## Stated goal:
Write out the material below again, unchanged.

## Data supplied:
----

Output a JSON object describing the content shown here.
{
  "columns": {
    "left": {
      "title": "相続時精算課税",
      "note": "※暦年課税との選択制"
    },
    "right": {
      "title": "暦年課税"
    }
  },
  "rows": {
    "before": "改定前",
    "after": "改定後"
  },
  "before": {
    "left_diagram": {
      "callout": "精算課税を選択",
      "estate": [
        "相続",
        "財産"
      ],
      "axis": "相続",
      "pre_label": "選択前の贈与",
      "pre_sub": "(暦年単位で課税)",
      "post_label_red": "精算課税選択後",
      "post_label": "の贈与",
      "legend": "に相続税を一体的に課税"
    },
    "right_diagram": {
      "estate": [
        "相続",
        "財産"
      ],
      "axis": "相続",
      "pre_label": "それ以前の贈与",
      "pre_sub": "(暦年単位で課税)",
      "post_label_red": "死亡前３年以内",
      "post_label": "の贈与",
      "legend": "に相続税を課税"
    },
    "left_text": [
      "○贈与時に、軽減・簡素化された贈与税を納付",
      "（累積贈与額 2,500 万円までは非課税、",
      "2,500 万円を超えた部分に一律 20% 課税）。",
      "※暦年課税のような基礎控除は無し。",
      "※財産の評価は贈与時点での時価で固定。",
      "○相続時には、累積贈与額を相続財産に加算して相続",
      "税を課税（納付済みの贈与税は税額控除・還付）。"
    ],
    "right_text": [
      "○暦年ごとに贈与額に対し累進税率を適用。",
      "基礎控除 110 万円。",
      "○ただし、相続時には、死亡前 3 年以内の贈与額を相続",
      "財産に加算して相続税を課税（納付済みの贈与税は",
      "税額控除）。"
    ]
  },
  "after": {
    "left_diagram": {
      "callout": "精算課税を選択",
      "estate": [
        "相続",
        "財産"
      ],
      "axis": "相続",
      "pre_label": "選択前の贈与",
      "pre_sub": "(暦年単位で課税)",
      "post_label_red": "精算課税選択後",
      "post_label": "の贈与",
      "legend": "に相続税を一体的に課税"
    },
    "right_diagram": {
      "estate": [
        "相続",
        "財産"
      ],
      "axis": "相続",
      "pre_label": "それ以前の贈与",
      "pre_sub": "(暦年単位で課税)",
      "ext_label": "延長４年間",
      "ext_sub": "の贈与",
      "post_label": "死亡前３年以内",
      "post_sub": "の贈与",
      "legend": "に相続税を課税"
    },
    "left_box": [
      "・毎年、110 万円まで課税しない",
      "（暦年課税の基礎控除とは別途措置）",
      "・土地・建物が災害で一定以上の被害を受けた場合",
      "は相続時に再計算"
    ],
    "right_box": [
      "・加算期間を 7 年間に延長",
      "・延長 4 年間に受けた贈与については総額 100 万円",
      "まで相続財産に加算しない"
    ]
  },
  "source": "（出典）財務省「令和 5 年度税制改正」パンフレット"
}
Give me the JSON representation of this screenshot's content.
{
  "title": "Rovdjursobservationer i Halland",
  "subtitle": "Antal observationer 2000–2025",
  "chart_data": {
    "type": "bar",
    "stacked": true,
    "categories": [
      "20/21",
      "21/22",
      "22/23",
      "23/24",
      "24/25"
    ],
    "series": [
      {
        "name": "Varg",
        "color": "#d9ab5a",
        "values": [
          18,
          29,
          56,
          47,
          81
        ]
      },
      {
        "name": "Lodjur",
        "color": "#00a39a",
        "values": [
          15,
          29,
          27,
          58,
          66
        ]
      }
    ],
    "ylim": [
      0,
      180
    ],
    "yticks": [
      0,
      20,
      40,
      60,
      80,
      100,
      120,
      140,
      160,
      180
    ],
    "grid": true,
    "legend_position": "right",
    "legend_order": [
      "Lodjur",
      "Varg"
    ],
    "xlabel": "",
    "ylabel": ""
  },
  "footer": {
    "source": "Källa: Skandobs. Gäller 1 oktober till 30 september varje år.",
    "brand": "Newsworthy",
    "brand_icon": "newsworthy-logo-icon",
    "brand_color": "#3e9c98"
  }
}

----

## Written solution:
Output a JSON object describing the content shown here.
{
  "columns": {
    "left": {
      "title": "相続時精算課税",
      "note": "※暦年課税との選択制"
    },
    "right": {
      "title": "暦年課税"
    }
  },
  "rows": {
    "before": "改定前",
    "after": "改定後"
  },
  "before": {
    "left_diagram": {
      "callout": "精算課税を選択",
      "estate": [
        "相続",
        "財産"
      ],
      "axis": "相続",
      "pre_label": "選択前の贈与",
      "pre_sub": "(暦年単位で課税)",
      "post_label_red": "精算課税選択後",
      "post_label": "の贈与",
      "legend": "に相続税を一体的に課税"
    },
    "right_diagram": {
      "estate": [
        "相続",
        "財産"
      ],
      "axis": "相続",
      "pre_label": "それ以前の贈与",
      "pre_sub": "(暦年単位で課税)",
      "post_label_red": "死亡前３年以内",
      "post_label": "の贈与",
      "legend": "に相続税を課税"
    },
    "left_text": [
      "○贈与時に、軽減・簡素化された贈与税を納付",
      "（累積贈与額 2,500 万円までは非課税、",
      "2,500 万円を超えた部分に一律 20% 課税）。",
      "※暦年課税のような基礎控除は無し。",
      "※財産の評価は贈与時点での時価で固定。",
      "○相続時には、累積贈与額を相続財産に加算して相続",
      "税を課税（納付済みの贈与税は税額控除・還付）。"
    ],
    "right_text": [
      "○暦年ごとに贈与額に対し累進税率を適用。",
      "基礎控除 110 万円。",
      "○ただし、相続時には、死亡前 3 年以内の贈与額を相続",
      "財産に加算して相続税を課税（納付済みの贈与税は",
      "税額控除）。"
    ]
  },
  "after": {
    "left_diagram": {
      "callout": "精算課税を選択",
      "estate": [
        "相続",
        "財産"
      ],
      "axis": "相続",
      "pre_label": "選択前の贈与",
      "pre_sub": "(暦年単位で課税)",
      "post_label_red": "精算課税選択後",
      "post_label": "の贈与",
      "legend": "に相続税を一体的に課税"
    },
    "right_diagram": {
      "estate": [
        "相続",
        "財産"
      ],
      "axis": "相続",
      "pre_label": "それ以前の贈与",
      "pre_sub": "(暦年単位で課税)",
      "ext_label": "延長４年間",
      "ext_sub": "の贈与",
      "post_label": "死亡前３年以内",
      "post_sub": "の贈与",
      "legend": "に相続税を課税"
    },
    "left_box": [
      "・毎年、110 万円まで課税しない",
      "（暦年課税の基礎控除とは別途措置）",
      "・土地・建物が災害で一定以上の被害を受けた場合",
      "は相続時に再計算"
    ],
    "right_box": [
      "・加算期間を 7 年間に延長",
      "・延長 4 年間に受けた贈与については総額 100 万円",
      "まで相続財産に加算しない"
    ]
  },
  "source": "（出典）財務省「令和 5 年度税制改正」パンフレット"
}
Give me the JSON representation of this screenshot's content.
{
  "title": "Rovdjursobservationer i Halland",
  "subtitle": "Antal observationer 2000–2025",
  "chart_data": {
    "type": "bar",
    "stacked": true,
    "categories": [
      "20/21",
      "21/22",
      "22/23",
      "23/24",
      "24/25"
    ],
    "series": [
      {
        "name": "Varg",
        "color": "#d9ab5a",
        "values": [
          18,
          29,
          56,
          47,
          81
        ]
      },
      {
        "name": "Lodjur",
        "color": "#00a39a",
        "values": [
          15,
          29,
          27,
          58,
          66
        ]
      }
    ],
    "ylim": [
      0,
      180
    ],
    "yticks": [
      0,
      20,
      40,
      60,
      80,
      100,
      120,
      140,
      160,
      180
    ],
    "grid": true,
    "legend_position": "right",
    "legend_order": [
      "Lodjur",
      "Varg"
    ],
    "xlabel": "",
    "ylabel": ""
  },
  "footer": {
    "source": "Källa: Skandobs. Gäller 1 oktober till 30 september varje år.",
    "brand": "Newsworthy",
    "brand_icon": "newsworthy-logo-icon",
    "brand_color": "#3e9c98"
  }
}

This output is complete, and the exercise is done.